» TASK REQUIREMENTS
Separate out the lines that hold "Temperature".

--- DATA RECORDS ---

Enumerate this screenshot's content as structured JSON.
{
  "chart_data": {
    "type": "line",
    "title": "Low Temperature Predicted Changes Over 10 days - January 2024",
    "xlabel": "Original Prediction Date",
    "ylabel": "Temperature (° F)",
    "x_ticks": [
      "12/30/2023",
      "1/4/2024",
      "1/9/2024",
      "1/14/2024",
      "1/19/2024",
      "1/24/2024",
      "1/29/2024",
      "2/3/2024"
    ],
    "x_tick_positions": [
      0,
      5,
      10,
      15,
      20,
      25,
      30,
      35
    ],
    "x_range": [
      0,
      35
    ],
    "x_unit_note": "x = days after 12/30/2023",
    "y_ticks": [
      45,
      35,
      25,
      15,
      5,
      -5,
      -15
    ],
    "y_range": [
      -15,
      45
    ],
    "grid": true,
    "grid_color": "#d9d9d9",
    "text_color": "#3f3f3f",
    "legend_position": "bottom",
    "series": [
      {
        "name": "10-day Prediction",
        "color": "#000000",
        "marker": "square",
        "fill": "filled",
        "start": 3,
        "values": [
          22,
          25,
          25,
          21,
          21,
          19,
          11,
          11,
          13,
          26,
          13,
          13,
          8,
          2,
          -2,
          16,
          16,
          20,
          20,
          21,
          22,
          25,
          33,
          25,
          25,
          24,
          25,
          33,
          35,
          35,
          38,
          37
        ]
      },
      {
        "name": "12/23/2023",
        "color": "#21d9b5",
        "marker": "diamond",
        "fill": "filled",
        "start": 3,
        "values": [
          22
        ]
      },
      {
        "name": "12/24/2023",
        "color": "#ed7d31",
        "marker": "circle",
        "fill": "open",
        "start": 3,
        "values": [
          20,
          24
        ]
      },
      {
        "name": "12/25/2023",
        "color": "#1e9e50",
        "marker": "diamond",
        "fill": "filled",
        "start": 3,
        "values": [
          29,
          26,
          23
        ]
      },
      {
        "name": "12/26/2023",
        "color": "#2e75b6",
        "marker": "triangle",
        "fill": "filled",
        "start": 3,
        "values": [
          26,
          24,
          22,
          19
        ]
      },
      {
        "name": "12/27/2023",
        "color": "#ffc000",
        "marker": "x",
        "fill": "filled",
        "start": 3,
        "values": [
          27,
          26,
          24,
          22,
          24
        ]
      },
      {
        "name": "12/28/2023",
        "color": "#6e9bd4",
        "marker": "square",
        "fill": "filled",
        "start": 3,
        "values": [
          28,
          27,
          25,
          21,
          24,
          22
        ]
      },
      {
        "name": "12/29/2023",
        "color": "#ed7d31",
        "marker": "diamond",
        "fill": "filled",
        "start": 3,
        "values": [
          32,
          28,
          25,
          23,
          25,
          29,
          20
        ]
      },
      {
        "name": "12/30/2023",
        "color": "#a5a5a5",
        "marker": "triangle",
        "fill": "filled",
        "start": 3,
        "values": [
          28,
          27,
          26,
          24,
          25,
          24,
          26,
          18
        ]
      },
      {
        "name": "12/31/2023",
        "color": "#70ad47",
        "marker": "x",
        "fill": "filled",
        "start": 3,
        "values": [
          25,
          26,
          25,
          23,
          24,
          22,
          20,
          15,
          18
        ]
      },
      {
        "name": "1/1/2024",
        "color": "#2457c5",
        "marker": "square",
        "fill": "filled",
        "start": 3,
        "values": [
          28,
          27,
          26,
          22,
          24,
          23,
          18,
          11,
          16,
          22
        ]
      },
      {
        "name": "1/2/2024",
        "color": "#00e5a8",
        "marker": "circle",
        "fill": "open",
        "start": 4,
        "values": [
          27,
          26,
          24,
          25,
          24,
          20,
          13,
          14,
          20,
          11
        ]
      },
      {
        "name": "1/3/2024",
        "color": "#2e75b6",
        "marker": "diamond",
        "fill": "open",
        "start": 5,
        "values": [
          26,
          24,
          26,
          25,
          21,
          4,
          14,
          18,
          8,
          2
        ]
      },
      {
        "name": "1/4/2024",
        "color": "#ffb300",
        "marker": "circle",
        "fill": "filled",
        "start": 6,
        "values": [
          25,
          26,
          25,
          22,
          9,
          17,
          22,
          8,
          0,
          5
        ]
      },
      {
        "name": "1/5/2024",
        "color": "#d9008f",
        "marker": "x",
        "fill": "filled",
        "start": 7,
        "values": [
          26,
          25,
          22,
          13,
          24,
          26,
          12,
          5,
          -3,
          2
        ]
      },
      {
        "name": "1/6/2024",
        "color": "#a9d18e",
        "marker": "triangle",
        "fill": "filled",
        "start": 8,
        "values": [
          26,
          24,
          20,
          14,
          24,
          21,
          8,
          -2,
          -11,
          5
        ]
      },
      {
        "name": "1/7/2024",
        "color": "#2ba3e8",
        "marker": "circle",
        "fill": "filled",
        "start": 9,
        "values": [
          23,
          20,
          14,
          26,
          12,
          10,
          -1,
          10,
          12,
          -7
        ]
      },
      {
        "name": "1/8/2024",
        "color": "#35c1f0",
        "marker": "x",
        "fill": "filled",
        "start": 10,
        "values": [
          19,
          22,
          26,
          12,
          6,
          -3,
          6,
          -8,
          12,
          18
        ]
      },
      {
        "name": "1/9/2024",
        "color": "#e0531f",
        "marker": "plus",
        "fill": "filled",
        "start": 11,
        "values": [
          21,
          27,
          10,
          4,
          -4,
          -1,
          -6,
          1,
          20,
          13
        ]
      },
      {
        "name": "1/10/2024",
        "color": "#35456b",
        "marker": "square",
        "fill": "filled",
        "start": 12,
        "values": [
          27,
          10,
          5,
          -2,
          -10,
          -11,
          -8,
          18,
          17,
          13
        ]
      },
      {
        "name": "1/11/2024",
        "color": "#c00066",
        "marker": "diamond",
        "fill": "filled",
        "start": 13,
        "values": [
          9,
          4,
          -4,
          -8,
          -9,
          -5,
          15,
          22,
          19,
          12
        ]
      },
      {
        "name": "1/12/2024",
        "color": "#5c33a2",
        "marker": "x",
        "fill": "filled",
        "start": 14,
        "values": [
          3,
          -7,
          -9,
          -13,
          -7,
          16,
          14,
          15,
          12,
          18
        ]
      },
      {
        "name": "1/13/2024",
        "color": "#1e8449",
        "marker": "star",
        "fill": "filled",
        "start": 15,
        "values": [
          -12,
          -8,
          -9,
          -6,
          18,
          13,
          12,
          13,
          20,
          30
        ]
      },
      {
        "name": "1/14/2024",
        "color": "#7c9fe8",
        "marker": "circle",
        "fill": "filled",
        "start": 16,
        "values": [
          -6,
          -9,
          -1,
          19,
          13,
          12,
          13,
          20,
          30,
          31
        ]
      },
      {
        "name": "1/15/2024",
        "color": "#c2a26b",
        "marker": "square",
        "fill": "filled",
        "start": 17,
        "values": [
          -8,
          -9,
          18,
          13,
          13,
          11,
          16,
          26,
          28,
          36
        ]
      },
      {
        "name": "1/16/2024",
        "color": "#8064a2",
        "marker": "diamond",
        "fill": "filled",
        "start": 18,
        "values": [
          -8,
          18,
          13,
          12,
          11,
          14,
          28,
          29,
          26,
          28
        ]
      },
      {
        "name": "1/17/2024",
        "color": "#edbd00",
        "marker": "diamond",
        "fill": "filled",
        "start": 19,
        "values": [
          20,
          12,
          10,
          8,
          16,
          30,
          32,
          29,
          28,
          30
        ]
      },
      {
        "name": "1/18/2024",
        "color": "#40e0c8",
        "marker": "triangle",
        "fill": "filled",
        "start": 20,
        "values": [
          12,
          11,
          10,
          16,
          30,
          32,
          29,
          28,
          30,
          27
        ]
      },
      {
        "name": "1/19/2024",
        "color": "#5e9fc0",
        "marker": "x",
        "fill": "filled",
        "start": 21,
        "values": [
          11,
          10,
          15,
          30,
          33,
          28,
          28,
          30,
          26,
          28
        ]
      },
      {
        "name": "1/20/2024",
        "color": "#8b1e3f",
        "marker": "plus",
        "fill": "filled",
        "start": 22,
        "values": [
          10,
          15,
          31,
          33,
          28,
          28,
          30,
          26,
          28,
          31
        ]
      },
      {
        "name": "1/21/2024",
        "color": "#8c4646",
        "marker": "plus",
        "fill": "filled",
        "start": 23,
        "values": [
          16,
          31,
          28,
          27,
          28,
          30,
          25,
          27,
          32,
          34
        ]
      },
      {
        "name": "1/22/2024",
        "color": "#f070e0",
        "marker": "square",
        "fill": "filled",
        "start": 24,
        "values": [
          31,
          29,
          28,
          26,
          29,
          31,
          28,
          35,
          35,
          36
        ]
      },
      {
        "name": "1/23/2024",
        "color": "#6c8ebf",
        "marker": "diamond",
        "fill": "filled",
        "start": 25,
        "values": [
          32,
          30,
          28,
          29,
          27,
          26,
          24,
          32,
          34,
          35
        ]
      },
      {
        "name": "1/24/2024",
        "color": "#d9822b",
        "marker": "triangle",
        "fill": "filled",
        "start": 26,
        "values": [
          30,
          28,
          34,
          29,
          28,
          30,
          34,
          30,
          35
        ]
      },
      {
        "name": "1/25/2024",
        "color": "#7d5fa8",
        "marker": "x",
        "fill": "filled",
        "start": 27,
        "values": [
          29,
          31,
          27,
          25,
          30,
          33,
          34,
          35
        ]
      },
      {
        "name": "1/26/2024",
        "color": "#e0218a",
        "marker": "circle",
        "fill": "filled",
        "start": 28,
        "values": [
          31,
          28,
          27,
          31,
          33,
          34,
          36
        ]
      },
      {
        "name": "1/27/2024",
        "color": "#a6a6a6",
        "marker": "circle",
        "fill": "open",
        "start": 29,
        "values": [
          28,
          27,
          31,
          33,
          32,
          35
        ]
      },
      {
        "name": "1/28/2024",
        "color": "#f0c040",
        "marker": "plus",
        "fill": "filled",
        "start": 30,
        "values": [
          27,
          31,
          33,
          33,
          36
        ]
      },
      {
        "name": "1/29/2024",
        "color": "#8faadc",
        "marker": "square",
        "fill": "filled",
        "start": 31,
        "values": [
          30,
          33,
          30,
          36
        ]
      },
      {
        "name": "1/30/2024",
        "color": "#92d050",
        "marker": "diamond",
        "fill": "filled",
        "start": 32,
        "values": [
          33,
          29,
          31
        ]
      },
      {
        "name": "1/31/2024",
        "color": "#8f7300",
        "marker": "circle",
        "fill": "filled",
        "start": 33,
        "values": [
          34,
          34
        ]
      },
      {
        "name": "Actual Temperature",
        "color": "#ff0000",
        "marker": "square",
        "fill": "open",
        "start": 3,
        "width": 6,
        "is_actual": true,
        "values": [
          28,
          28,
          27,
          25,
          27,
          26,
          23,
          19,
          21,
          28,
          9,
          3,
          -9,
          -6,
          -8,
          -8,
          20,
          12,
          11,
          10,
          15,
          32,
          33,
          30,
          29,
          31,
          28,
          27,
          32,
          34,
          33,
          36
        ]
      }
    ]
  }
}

---

» TASK SOLUTION
    "title": "Low Temperature Predicted Changes Over 10 days - January 2024",
    "ylabel": "Temperature (° F)",
        "name": "Actual Temperature",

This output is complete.